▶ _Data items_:
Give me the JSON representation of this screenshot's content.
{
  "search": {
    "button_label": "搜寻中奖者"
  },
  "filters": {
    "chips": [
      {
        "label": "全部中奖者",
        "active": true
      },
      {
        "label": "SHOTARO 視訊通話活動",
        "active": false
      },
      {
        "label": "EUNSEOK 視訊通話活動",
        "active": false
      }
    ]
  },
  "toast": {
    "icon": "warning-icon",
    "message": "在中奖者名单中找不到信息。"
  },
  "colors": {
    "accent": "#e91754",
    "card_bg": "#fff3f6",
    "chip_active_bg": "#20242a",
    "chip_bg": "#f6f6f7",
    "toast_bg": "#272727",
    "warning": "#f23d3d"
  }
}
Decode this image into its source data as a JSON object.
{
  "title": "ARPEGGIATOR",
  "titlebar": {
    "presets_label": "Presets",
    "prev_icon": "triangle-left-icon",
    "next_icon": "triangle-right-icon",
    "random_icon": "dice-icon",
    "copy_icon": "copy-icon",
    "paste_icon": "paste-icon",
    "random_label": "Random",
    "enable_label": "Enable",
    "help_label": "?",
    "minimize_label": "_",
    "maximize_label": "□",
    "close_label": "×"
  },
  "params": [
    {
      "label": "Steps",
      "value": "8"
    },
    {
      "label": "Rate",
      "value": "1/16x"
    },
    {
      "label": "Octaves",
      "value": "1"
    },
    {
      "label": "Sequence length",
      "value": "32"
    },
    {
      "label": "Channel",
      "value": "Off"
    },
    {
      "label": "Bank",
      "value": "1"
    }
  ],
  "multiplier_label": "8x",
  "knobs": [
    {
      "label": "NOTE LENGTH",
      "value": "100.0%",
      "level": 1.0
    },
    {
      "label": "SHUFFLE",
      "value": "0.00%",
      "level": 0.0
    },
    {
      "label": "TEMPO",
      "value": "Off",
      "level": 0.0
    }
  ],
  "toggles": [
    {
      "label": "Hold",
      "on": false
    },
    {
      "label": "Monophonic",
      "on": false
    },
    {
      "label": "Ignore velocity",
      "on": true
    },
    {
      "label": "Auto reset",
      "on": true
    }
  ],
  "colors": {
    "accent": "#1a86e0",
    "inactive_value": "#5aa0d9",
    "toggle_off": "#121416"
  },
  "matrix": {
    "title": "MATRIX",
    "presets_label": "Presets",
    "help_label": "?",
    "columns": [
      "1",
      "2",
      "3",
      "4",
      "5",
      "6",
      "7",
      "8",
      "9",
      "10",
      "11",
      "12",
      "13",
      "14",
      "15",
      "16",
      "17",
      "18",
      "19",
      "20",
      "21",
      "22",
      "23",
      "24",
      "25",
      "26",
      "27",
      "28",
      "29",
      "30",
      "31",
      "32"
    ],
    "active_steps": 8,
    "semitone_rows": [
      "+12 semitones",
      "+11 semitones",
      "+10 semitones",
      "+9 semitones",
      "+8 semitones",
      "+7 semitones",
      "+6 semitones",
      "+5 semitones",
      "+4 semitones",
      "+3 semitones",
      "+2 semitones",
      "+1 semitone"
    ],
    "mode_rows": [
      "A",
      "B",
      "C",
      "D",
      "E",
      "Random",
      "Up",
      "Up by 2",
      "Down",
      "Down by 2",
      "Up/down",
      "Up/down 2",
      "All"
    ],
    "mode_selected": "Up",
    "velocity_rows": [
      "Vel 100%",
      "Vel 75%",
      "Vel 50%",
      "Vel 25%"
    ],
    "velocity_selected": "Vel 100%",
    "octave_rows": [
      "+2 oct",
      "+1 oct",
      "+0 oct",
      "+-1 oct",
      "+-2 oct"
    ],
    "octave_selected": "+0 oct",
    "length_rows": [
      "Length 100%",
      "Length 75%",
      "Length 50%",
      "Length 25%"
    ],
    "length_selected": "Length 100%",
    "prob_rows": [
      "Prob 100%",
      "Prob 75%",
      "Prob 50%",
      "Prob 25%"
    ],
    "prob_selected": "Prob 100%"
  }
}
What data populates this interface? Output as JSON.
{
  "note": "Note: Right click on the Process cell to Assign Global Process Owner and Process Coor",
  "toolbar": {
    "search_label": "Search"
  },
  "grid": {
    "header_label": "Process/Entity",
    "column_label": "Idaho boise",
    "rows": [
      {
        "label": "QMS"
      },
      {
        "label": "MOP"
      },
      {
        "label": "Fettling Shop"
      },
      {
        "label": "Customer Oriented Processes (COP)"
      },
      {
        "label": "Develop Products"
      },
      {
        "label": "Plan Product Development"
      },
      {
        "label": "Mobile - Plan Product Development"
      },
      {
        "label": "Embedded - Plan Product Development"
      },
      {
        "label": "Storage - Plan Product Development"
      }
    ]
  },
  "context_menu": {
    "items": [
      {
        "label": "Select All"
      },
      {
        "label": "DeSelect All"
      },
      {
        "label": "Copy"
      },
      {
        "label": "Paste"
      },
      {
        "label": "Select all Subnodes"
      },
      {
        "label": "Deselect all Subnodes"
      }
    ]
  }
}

▶ _The request_: Please reproduce the entire listing, exactly as shown.

▶ _Result for this task_:
Give me the JSON representation of this screenshot's content.
{
  "search": {
    "button_label": "搜寻中奖者"
  },
  "filters": {
    "chips": [
      {
        "label": "全部中奖者",
        "active": true
      },
      {
        "label": "SHOTARO 視訊通話活動",
        "active": false
      },
      {
        "label": "EUNSEOK 視訊通話活動",
        "active": false
      }
    ]
  },
  "toast": {
    "icon": "warning-icon",
    "message": "在中奖者名单中找不到信息。"
  },
  "colors": {
    "accent": "#e91754",
    "card_bg": "#fff3f6",
    "chip_active_bg": "#20242a",
    "chip_bg": "#f6f6f7",
    "toast_bg": "#272727",
    "warning": "#f23d3d"
  }
}
Decode this image into its source data as a JSON object.
{
  "title": "ARPEGGIATOR",
  "titlebar": {
    "presets_label": "Presets",
    "prev_icon": "triangle-left-icon",
    "next_icon": "triangle-right-icon",
    "random_icon": "dice-icon",
    "copy_icon": "copy-icon",
    "paste_icon": "paste-icon",
    "random_label": "Random",
    "enable_label": "Enable",
    "help_label": "?",
    "minimize_label": "_",
    "maximize_label": "□",
    "close_label": "×"
  },
  "params": [
    {
      "label": "Steps",
      "value": "8"
    },
    {
      "label": "Rate",
      "value": "1/16x"
    },
    {
      "label": "Octaves",
      "value": "1"
    },
    {
      "label": "Sequence length",
      "value": "32"
    },
    {
      "label": "Channel",
      "value": "Off"
    },
    {
      "label": "Bank",
      "value": "1"
    }
  ],
  "multiplier_label": "8x",
  "knobs": [
    {
      "label": "NOTE LENGTH",
      "value": "100.0%",
      "level": 1.0
    },
    {
      "label": "SHUFFLE",
      "value": "0.00%",
      "level": 0.0
    },
    {
      "label": "TEMPO",
      "value": "Off",
      "level": 0.0
    }
  ],
  "toggles": [
    {
      "label": "Hold",
      "on": false
    },
    {
      "label": "Monophonic",
      "on": false
    },
    {
      "label": "Ignore velocity",
      "on": true
    },
    {
      "label": "Auto reset",
      "on": true
    }
  ],
  "colors": {
    "accent": "#1a86e0",
    "inactive_value": "#5aa0d9",
    "toggle_off": "#121416"
  },
  "matrix": {
    "title": "MATRIX",
    "presets_label": "Presets",
    "help_label": "?",
    "columns": [
      "1",
      "2",
      "3",
      "4",
      "5",
      "6",
      "7",
      "8",
      "9",
      "10",
      "11",
      "12",
      "13",
      "14",
      "15",
      "16",
      "17",
      "18",
      "19",
      "20",
      "21",
      "22",
      "23",
      "24",
      "25",
      "26",
      "27",
      "28",
      "29",
      "30",
      "31",
      "32"
    ],
    "active_steps": 8,
    "semitone_rows": [
      "+12 semitones",
      "+11 semitones",
      "+10 semitones",
      "+9 semitones",
      "+8 semitones",
      "+7 semitones",
      "+6 semitones",
      "+5 semitones",
      "+4 semitones",
      "+3 semitones",
      "+2 semitones",
      "+1 semitone"
    ],
    "mode_rows": [
      "A",
      "B",
      "C",
      "D",
      "E",
      "Random",
      "Up",
      "Up by 2",
      "Down",
      "Down by 2",
      "Up/down",
      "Up/down 2",
      "All"
    ],
    "mode_selected": "Up",
    "velocity_rows": [
      "Vel 100%",
      "Vel 75%",
      "Vel 50%",
      "Vel 25%"
    ],
    "velocity_selected": "Vel 100%",
    "octave_rows": [
      "+2 oct",
      "+1 oct",
      "+0 oct",
      "+-1 oct",
      "+-2 oct"
    ],
    "octave_selected": "+0 oct",
    "length_rows": [
      "Length 100%",
      "Length 75%",
      "Length 50%",
      "Length 25%"
    ],
    "length_selected": "Length 100%",
    "prob_rows": [
      "Prob 100%",
      "Prob 75%",
      "Prob 50%",
      "Prob 25%"
    ],
    "prob_selected": "Prob 100%"
  }
}
What data populates this interface? Output as JSON.
{
  "note": "Note: Right click on the Process cell to Assign Global Process Owner and Process Coor",
  "toolbar": {
    "search_label": "Search"
  },
  "grid": {
    "header_label": "Process/Entity",
    "column_label": "Idaho boise",
    "rows": [
      {
        "label": "QMS"
      },
      {
        "label": "MOP"
      },
      {
        "label": "Fettling Shop"
      },
      {
        "label": "Customer Oriented Processes (COP)"
      },
      {
        "label": "Develop Products"
      },
      {
        "label": "Plan Product Development"
      },
      {
        "label": "Mobile - Plan Product Development"
      },
      {
        "label": "Embedded - Plan Product Development"
      },
      {
        "label": "Storage - Plan Product Development"
      }
    ]
  },
  "context_menu": {
    "items": [
      {
        "label": "Select All"
      },
      {
        "label": "DeSelect All"
      },
      {
        "label": "Copy"
      },
      {
        "label": "Paste"
      },
      {
        "label": "Select all Subnodes"
      },
      {
        "label": "Deselect all Subnodes"
      }
    ]
  }
}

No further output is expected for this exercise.